## Task to carry out
Return the material word for word. Do not include pictures.
····················
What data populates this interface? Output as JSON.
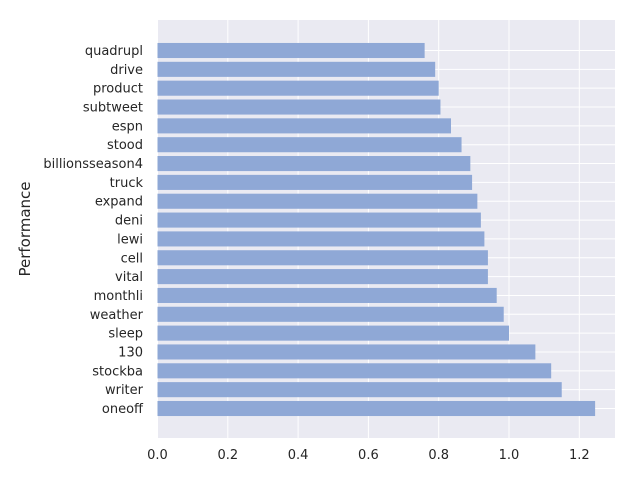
{
  "chart_data": {
    "type": "bar",
    "orientation": "horizontal",
    "title": "",
    "xlabel": "",
    "ylabel": "Performance",
    "categories": [
      "quadrupl",
      "drive",
      "product",
      "subtweet",
      "espn",
      "stood",
      "billionsseason4",
      "truck",
      "expand",
      "deni",
      "lewi",
      "cell",
      "vital",
      "monthli",
      "weather",
      "sleep",
      "130",
      "stockba",
      "writer",
      "oneoff"
    ],
    "values": [
      0.76,
      0.79,
      0.8,
      0.805,
      0.835,
      0.865,
      0.89,
      0.895,
      0.91,
      0.92,
      0.93,
      0.94,
      0.94,
      0.965,
      0.985,
      1.0,
      1.075,
      1.12,
      1.15,
      1.245
    ],
    "xticks": [
      0.0,
      0.2,
      0.4,
      0.6,
      0.8,
      1.0,
      1.2
    ],
    "xtick_labels": [
      "0.0",
      "0.2",
      "0.4",
      "0.6",
      "0.8",
      "1.0",
      "1.2"
    ],
    "xlim": [
      0,
      1.3
    ],
    "grid": true,
    "legend": "none",
    "colors": {
      "bar": "#8fa8d6",
      "plot_background": "#eaeaf2",
      "grid": "#ffffff"
    }
  }
}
····················
## The completed task
What data populates this interface? Output as JSON.
{
  "chart_data": {
    "type": "bar",
    "orientation": "horizontal",
    "title": "",
    "xlabel": "",
    "ylabel": "Performance",
    "categories": [
      "quadrupl",
      "drive",
      "product",
      "subtweet",
      "espn",
      "stood",
      "billionsseason4",
      "truck",
      "expand",
      "deni",
      "lewi",
      "cell",
      "vital",
      "monthli",
      "weather",
      "sleep",
      "130",
      "stockba",
      "writer",
      "oneoff"
    ],
    "values": [
      0.76,
      0.79,
      0.8,
      0.805,
      0.835,
      0.865,
      0.89,
      0.895,
      0.91,
      0.92,
      0.93,
      0.94,
      0.94,
      0.965,
      0.985,
      1.0,
      1.075,
      1.12,
      1.15,
      1.245
    ],
    "xticks": [
      0.0,
      0.2,
      0.4,
      0.6,
      0.8,
      1.0,
      1.2
    ],
    "xtick_labels": [
      "0.0",
      "0.2",
      "0.4",
      "0.6",
      "0.8",
      "1.0",
      "1.2"
    ],
    "xlim": [
      0,
      1.3
    ],
    "grid": true,
    "legend": "none",
    "colors": {
      "bar": "#8fa8d6",
      "plot_background": "#eaeaf2",
      "grid": "#ffffff"
    }
  }
}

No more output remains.